* START Data listing *

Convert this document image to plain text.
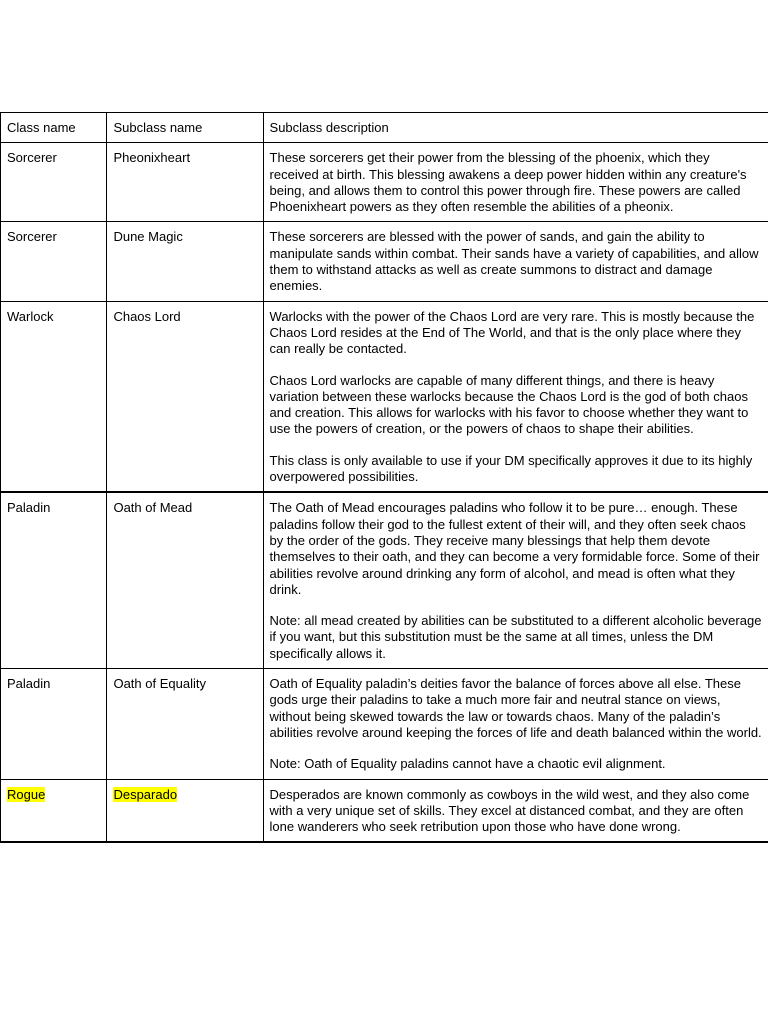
Class name	Subclass name	Subclass description
Sorcerer	Pheonixheart	These sorcerers get their power from the blessing of the phoenix, which they received at birth. This blessing awakens a deep power hidden within any creature's being, and allows them to control this power through fire. These powers are called Phoenixheart powers as they often resemble the abilities of a pheonix.

Sorcerer	Dune Magic	These sorcerers are blessed with the power of sands, and gain the ability to manipulate sands within combat. Their sands have a variety of capabilities, and allow them to withstand attacks as well as create summons to distract and damage enemies.

Warlock	Chaos Lord	Warlocks with the power of the Chaos Lord are very rare. This is mostly because the Chaos Lord resides at the End of The World, and that is the only place where they can really be contacted.

Chaos Lord warlocks are capable of many different things, and there is heavy variation between these warlocks because the Chaos Lord is the god of both chaos and creation. This allows for warlocks with his favor to choose whether they want to use the powers of creation, or the powers of chaos to shape their abilities.

This class is only available to use if your DM specifically approves it due to its highly overpowered possibilities.

Paladin	Oath of Mead	The Oath of Mead encourages paladins who follow it to be pure… enough. These paladins follow their god to the fullest extent of their will, and they often seek chaos by the order of the gods. They receive many blessings that help them devote themselves to their oath, and they can become a very formidable force. Some of their abilities revolve around drinking any form of alcohol, and mead is often what they drink.

Note: all mead created by abilities can be substituted to a different alcoholic beverage if you want, but this substitution must be the same at all times, unless the DM specifically allows it.

Paladin	Oath of Equality	Oath of Equality paladin’s deities favor the balance of forces above all else. These gods urge their paladins to take a much more fair and neutral stance on views, without being skewed towards the law or towards chaos. Many of the paladin’s abilities revolve around keeping the forces of life and death balanced within the world.

Note: Oath of Equality paladins cannot have a chaotic evil alignment.

Rogue	Desparado	Desperados are known commonly as cowboys in the wild west, and they also come with a very unique set of skills. They excel at distanced combat, and they are often lone wanderers who seek retribution upon those who have done wrong.
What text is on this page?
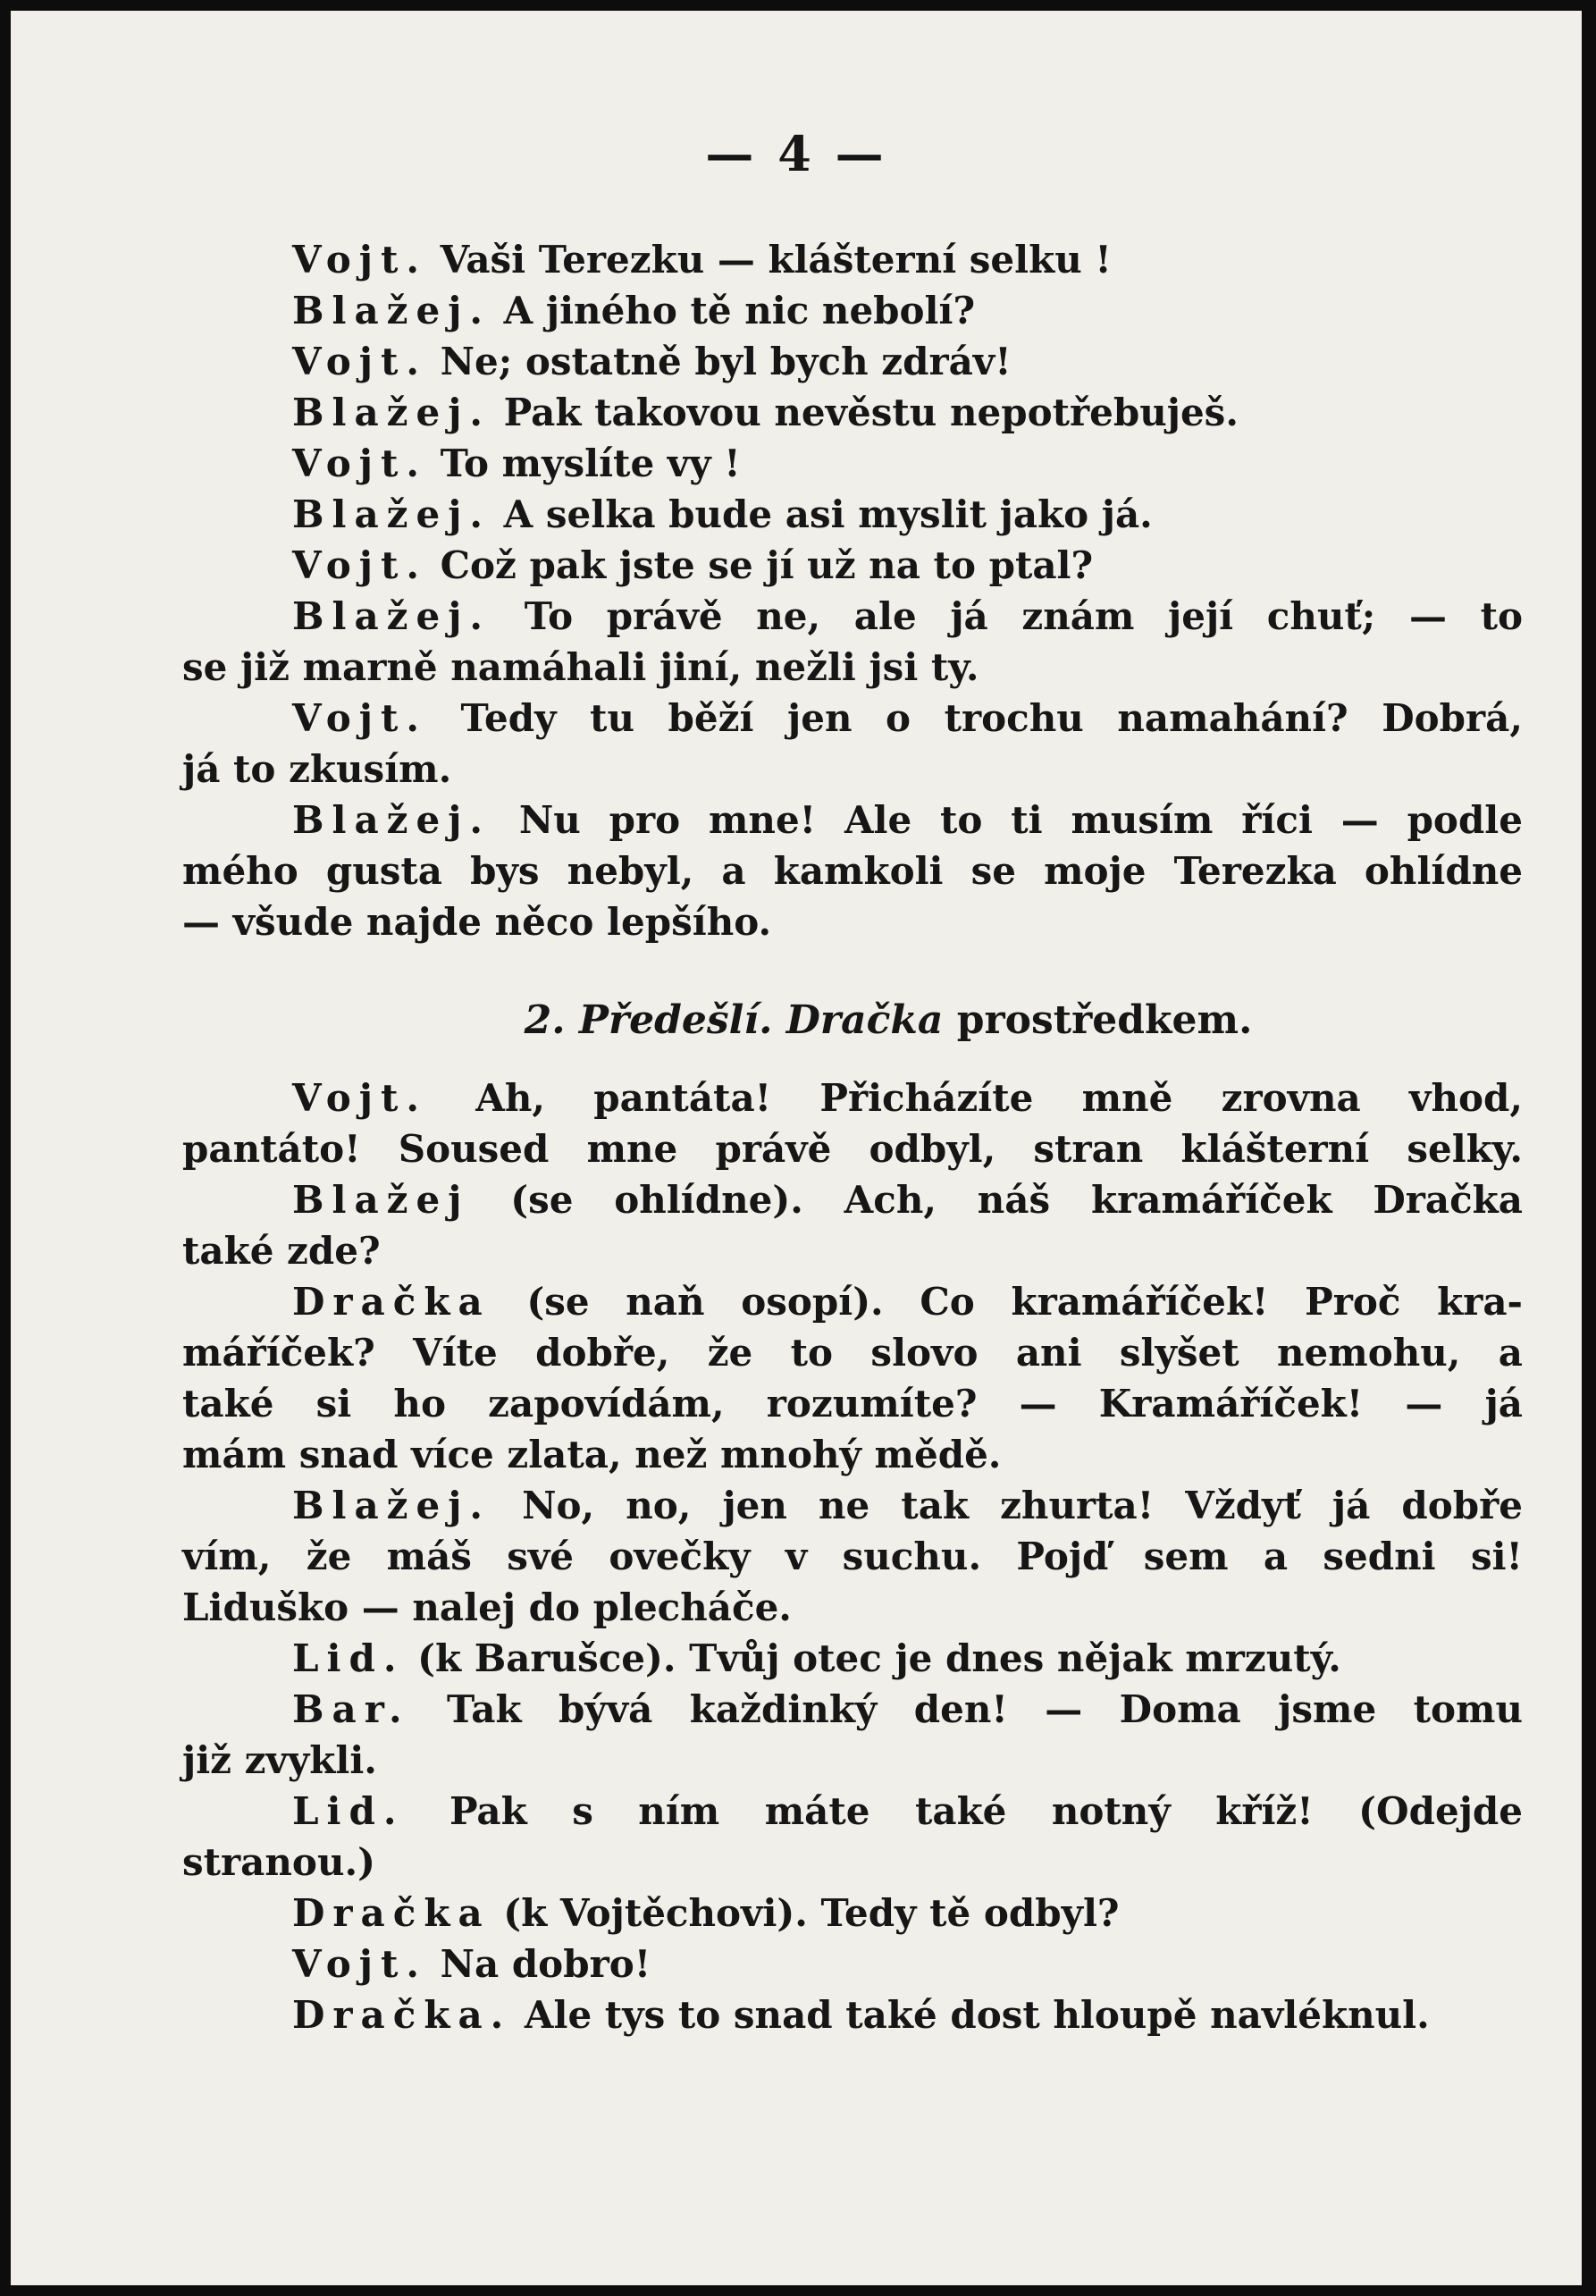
— 4 —
Vojt. Vaši Terezku — klášterní selku !
Blažej. A jiného tě nic nebolí?
Vojt. Ne; ostatně byl bych zdráv!
Blažej. Pak takovou nevěstu nepotřebuješ.
Vojt. To myslíte vy !
Blažej. A selka bude asi myslit jako já.
Vojt. Což pak jste se jí už na to ptal?
Blažej. To právě ne, ale já znám její chuť; — to
se již marně namáhali jiní, nežli jsi ty.
Vojt. Tedy tu běží jen o trochu namahání? Dobrá,
já to zkusím.
Blažej. Nu pro mne! Ale to ti musím říci — podle
mého gusta bys nebyl, a kamkoli se moje Terezka ohlídne
— všude najde něco lepšího.
2. Předešlí. Dračka prostředkem.
Vojt. Ah, pantáta! Přicházíte mně zrovna vhod,
pantáto! Soused mne právě odbyl, stran klášterní selky.
Blažej (se ohlídne). Ach, náš kramáříček Dračka
také zde?
Dračka (se naň osopí). Co kramáříček! Proč kra-
máříček? Víte dobře, že to slovo ani slyšet nemohu, a
také si ho zapovídám, rozumíte? — Kramáříček! — já
mám snad více zlata, než mnohý mědě.
Blažej. No, no, jen ne tak zhurta! Vždyť já dobře
vím, že máš své ovečky v suchu. Pojď sem a sedni si!
Liduško — nalej do plecháče.
Lid. (k Barušce). Tvůj otec je dnes nějak mrzutý.
Bar. Tak bývá každinký den! — Doma jsme tomu
již zvykli.
Lid. Pak s ním máte také notný kříž! (Odejde
stranou.)
Dračka (k Vojtěchovi). Tedy tě odbyl?
Vojt. Na dobro!
Dračka. Ale tys to snad také dost hloupě navléknul.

* END Data listing *

• **What you need to do**
In the copy, include no pictures; restate the listing above exactly.

• **Answer to the task**
Convert this document image to plain text.
Class name	Subclass name	Subclass description
Sorcerer	Pheonixheart	These sorcerers get their power from the blessing of the phoenix, which they received at birth. This blessing awakens a deep power hidden within any creature's being, and allows them to control this power through fire. These powers are called Phoenixheart powers as they often resemble the abilities of a pheonix.

Sorcerer	Dune Magic	These sorcerers are blessed with the power of sands, and gain the ability to manipulate sands within combat. Their sands have a variety of capabilities, and allow them to withstand attacks as well as create summons to distract and damage enemies.

Warlock	Chaos Lord	Warlocks with the power of the Chaos Lord are very rare. This is mostly because the Chaos Lord resides at the End of The World, and that is the only place where they can really be contacted.

Chaos Lord warlocks are capable of many different things, and there is heavy variation between these warlocks because the Chaos Lord is the god of both chaos and creation. This allows for warlocks with his favor to choose whether they want to use the powers of creation, or the powers of chaos to shape their abilities.

This class is only available to use if your DM specifically approves it due to its highly overpowered possibilities.

Paladin	Oath of Mead	The Oath of Mead encourages paladins who follow it to be pure… enough. These paladins follow their god to the fullest extent of their will, and they often seek chaos by the order of the gods. They receive many blessings that help them devote themselves to their oath, and they can become a very formidable force. Some of their abilities revolve around drinking any form of alcohol, and mead is often what they drink.

Note: all mead created by abilities can be substituted to a different alcoholic beverage if you want, but this substitution must be the same at all times, unless the DM specifically allows it.

Paladin	Oath of Equality	Oath of Equality paladin’s deities favor the balance of forces above all else. These gods urge their paladins to take a much more fair and neutral stance on views, without being skewed towards the law or towards chaos. Many of the paladin’s abilities revolve around keeping the forces of life and death balanced within the world.

Note: Oath of Equality paladins cannot have a chaotic evil alignment.

Rogue	Desparado	Desperados are known commonly as cowboys in the wild west, and they also come with a very unique set of skills. They excel at distanced combat, and they are often lone wanderers who seek retribution upon those who have done wrong.
What text is on this page?
— 4 —
Vojt. Vaši Terezku — klášterní selku !
Blažej. A jiného tě nic nebolí?
Vojt. Ne; ostatně byl bych zdráv!
Blažej. Pak takovou nevěstu nepotřebuješ.
Vojt. To myslíte vy !
Blažej. A selka bude asi myslit jako já.
Vojt. Což pak jste se jí už na to ptal?
Blažej. To právě ne, ale já znám její chuť; — to
se již marně namáhali jiní, nežli jsi ty.
Vojt. Tedy tu běží jen o trochu namahání? Dobrá,
já to zkusím.
Blažej. Nu pro mne! Ale to ti musím říci — podle
mého gusta bys nebyl, a kamkoli se moje Terezka ohlídne
— všude najde něco lepšího.
2. Předešlí. Dračka prostředkem.
Vojt. Ah, pantáta! Přicházíte mně zrovna vhod,
pantáto! Soused mne právě odbyl, stran klášterní selky.
Blažej (se ohlídne). Ach, náš kramáříček Dračka
také zde?
Dračka (se naň osopí). Co kramáříček! Proč kra-
máříček? Víte dobře, že to slovo ani slyšet nemohu, a
také si ho zapovídám, rozumíte? — Kramáříček! — já
mám snad více zlata, než mnohý mědě.
Blažej. No, no, jen ne tak zhurta! Vždyť já dobře
vím, že máš své ovečky v suchu. Pojď sem a sedni si!
Liduško — nalej do plecháče.
Lid. (k Barušce). Tvůj otec je dnes nějak mrzutý.
Bar. Tak bývá každinký den! — Doma jsme tomu
již zvykli.
Lid. Pak s ním máte také notný kříž! (Odejde
stranou.)
Dračka (k Vojtěchovi). Tedy tě odbyl?
Vojt. Na dobro!
Dračka. Ale tys to snad také dost hloupě navléknul.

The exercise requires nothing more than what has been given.